SOURCE MATERIAL:
-- START --

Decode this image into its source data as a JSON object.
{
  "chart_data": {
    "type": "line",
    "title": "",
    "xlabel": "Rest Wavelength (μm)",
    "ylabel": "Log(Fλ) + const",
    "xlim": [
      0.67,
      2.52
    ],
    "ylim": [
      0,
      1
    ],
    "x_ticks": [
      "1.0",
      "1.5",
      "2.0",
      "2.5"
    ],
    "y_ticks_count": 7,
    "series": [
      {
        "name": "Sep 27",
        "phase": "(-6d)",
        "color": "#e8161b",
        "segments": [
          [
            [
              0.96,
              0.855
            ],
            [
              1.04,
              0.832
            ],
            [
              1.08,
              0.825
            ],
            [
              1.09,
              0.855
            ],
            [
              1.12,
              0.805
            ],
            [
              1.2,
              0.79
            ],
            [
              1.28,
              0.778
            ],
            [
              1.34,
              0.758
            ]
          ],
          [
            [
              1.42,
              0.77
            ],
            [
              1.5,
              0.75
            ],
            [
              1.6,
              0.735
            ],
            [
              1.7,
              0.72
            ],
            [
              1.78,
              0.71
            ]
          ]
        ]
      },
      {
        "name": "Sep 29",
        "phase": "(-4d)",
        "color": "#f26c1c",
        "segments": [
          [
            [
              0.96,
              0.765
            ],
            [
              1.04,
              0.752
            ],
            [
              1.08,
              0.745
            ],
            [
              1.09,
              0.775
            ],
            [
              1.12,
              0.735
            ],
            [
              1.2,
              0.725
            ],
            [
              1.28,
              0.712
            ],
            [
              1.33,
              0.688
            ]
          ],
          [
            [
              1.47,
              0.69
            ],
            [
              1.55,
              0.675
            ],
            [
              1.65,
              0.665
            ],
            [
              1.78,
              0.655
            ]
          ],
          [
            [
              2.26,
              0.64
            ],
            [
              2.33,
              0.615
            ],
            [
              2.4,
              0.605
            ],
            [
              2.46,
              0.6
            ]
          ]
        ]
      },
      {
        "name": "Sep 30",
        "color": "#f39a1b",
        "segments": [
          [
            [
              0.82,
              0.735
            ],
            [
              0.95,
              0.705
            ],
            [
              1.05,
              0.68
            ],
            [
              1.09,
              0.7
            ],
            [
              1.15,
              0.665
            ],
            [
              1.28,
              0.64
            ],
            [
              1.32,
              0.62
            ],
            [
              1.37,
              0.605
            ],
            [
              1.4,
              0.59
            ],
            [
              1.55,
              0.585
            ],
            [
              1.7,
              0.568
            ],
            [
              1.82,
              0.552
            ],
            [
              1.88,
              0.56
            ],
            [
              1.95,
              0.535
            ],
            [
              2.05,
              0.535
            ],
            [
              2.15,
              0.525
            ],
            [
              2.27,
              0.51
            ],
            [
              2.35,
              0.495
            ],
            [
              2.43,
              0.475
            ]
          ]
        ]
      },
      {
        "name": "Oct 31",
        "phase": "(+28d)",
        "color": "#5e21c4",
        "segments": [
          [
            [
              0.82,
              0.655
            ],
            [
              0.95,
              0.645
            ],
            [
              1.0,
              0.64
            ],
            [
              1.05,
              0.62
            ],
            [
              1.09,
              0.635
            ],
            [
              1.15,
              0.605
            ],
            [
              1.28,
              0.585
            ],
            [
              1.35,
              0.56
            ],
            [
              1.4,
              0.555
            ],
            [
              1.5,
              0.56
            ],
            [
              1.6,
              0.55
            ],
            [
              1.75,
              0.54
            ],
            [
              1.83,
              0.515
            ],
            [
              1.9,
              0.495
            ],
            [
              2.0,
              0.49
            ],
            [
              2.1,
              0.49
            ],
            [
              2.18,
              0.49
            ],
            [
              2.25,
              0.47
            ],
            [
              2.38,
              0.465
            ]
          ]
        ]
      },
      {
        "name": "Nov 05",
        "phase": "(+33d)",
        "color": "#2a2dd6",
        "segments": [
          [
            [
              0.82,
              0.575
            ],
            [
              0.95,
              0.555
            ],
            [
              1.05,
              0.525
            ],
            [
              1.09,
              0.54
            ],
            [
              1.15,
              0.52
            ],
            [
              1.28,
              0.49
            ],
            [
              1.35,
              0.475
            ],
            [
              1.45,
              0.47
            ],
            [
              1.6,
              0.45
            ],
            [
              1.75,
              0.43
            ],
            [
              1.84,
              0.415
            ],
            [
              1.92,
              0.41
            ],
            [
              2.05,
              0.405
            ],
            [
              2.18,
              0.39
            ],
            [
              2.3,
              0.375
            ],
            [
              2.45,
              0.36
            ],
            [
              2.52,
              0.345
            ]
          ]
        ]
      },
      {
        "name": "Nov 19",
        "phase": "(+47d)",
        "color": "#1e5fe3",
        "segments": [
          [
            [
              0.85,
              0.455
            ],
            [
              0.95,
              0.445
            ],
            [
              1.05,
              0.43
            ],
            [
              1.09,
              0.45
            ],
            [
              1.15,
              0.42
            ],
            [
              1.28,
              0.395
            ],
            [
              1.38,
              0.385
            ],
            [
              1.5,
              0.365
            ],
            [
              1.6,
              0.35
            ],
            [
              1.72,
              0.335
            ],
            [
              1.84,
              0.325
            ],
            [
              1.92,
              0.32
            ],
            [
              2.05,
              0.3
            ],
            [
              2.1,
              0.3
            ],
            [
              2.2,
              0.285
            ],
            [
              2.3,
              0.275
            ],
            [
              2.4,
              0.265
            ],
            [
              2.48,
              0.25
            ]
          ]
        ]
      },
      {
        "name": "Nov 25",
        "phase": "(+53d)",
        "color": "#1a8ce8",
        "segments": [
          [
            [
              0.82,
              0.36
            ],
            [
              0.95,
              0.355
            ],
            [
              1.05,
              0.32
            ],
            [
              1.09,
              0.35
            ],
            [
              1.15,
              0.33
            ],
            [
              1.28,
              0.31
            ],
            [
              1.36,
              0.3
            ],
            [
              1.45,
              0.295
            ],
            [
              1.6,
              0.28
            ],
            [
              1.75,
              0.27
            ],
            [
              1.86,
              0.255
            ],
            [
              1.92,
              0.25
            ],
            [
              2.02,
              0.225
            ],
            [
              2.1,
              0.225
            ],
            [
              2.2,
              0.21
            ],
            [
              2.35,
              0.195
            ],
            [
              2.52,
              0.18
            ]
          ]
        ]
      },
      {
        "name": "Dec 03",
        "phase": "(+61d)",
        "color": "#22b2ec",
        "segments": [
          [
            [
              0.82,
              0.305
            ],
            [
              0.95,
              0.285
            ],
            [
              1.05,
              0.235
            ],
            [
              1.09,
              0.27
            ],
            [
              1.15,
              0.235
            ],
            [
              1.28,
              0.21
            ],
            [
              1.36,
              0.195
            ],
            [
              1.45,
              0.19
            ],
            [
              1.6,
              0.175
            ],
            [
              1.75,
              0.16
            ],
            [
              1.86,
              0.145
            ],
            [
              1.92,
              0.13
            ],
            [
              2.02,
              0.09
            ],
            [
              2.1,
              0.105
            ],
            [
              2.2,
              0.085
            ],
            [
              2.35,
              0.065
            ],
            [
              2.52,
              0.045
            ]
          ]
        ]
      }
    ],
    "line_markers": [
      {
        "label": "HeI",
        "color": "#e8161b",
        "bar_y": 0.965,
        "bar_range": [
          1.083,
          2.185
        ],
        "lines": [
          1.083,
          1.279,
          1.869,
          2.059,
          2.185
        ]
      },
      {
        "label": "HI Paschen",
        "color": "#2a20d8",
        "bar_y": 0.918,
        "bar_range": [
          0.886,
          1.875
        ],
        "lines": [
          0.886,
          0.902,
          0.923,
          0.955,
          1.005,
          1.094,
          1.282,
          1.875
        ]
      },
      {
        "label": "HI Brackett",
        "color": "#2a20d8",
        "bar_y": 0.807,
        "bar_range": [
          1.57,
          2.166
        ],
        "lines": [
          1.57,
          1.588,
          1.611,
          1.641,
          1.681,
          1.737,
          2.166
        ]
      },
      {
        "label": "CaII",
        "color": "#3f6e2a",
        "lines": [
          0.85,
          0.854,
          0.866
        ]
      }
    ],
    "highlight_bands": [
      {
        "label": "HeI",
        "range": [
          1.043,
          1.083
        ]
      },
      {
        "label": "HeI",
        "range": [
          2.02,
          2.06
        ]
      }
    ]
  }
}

-- END --

EXERCISE BRIEF:
Scan the material line by line and report each one that contains "name".

RESULT OF THIS EXERCISE:
        "name": "Sep 27",
        "name": "Sep 29",
        "name": "Sep 30",
        "name": "Oct 31",
        "name": "Nov 05",
        "name": "Nov 19",
        "name": "Nov 25",
        "name": "Dec 03",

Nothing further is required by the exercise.